What you are asked to do:
Go through the entries below and collect each line with the string "content" in it.

Record extracts:
——————
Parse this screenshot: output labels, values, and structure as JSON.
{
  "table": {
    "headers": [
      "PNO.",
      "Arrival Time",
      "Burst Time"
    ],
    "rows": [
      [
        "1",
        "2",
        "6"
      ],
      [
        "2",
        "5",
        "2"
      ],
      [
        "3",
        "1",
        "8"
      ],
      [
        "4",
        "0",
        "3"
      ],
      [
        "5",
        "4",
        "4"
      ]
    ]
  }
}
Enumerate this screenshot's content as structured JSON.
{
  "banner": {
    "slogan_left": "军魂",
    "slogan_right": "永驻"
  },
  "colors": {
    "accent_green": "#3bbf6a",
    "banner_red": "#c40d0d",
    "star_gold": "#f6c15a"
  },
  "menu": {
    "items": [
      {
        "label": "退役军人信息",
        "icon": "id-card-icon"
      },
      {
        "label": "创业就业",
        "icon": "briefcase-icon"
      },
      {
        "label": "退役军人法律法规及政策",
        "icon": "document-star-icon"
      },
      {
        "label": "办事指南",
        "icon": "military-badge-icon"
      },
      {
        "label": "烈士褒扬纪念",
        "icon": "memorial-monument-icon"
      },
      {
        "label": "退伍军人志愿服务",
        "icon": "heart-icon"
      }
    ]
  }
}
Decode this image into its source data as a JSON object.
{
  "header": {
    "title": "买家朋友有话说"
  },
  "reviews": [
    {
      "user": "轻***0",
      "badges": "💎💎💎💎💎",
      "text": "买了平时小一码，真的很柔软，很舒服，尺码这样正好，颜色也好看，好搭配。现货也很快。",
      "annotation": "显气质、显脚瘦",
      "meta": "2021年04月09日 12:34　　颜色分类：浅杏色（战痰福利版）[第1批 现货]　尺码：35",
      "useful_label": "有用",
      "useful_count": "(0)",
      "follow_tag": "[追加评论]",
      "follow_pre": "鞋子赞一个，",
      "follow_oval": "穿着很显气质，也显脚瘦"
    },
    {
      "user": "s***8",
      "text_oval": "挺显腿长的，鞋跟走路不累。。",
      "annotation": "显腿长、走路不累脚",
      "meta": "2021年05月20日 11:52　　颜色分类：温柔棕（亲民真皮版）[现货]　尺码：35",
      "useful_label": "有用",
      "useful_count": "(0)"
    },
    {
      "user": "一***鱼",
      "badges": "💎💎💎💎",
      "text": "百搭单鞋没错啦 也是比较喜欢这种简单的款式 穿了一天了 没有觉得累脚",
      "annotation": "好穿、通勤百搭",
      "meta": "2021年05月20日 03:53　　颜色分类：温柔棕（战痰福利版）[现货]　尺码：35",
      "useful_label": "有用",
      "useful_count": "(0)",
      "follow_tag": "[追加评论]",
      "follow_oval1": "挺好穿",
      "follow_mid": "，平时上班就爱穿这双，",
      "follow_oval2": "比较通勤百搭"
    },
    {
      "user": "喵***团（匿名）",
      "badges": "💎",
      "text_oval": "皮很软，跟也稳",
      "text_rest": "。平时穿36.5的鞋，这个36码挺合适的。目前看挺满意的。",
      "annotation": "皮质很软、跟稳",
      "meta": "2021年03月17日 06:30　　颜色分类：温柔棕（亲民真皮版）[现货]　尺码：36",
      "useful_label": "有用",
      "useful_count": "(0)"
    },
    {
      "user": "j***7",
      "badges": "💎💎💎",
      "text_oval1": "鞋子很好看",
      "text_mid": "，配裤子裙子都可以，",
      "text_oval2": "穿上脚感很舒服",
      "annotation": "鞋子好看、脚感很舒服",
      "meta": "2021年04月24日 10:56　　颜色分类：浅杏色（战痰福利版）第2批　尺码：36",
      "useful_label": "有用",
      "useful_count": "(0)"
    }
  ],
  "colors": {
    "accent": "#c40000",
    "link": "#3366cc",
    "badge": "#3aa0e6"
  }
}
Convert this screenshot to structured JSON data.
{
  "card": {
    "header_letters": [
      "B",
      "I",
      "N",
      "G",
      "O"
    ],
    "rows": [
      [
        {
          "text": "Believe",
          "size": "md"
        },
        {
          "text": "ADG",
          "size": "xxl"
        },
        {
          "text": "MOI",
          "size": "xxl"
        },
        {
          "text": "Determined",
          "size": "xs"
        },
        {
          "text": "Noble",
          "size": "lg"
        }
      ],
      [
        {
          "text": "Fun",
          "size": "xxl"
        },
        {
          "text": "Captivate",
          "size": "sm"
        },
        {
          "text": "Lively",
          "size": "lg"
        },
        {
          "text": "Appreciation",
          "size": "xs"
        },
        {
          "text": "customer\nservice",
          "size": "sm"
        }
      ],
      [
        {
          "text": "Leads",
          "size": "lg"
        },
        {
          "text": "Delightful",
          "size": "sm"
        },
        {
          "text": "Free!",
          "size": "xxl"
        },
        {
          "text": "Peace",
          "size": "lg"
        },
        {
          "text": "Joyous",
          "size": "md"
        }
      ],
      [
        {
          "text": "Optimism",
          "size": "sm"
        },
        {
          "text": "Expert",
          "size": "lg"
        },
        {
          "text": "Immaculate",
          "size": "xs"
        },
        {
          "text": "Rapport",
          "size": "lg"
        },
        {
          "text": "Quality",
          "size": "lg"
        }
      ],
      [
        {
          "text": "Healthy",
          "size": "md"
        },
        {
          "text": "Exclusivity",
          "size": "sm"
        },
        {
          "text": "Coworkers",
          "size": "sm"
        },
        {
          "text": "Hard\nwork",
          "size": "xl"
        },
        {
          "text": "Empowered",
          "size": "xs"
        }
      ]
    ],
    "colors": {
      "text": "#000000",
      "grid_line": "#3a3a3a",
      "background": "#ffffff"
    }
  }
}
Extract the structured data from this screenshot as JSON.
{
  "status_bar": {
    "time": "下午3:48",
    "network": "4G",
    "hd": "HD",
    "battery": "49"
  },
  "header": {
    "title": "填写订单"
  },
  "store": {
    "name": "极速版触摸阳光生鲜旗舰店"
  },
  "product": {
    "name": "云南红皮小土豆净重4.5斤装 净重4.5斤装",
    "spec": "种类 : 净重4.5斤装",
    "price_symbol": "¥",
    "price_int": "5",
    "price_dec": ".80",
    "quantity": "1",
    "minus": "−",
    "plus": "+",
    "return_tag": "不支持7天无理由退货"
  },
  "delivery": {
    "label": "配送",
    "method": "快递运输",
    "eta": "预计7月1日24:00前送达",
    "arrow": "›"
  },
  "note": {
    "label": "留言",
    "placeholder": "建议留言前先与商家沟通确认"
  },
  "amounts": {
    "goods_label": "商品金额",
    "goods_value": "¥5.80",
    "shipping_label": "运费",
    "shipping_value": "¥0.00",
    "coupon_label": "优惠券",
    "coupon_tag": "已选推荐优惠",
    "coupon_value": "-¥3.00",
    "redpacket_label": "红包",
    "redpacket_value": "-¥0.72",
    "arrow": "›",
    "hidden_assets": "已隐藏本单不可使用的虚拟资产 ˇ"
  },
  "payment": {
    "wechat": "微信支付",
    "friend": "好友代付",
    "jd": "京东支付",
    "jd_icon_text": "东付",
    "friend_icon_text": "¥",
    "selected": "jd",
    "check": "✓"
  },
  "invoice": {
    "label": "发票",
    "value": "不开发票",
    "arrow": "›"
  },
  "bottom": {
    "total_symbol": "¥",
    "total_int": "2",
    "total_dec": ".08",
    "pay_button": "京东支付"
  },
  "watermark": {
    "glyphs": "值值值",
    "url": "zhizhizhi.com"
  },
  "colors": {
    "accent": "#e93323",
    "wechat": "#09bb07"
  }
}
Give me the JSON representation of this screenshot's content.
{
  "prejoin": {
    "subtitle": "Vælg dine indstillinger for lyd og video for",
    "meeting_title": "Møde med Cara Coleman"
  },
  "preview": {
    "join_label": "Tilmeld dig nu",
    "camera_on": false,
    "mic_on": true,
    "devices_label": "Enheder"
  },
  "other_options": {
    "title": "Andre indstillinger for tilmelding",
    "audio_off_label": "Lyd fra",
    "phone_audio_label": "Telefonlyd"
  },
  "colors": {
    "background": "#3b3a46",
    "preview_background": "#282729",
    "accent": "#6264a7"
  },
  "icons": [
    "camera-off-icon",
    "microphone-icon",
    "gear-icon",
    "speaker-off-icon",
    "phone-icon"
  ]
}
——————
Exercise response:
Enumerate this screenshot's content as structured JSON.
Give me the JSON representation of this screenshot's content.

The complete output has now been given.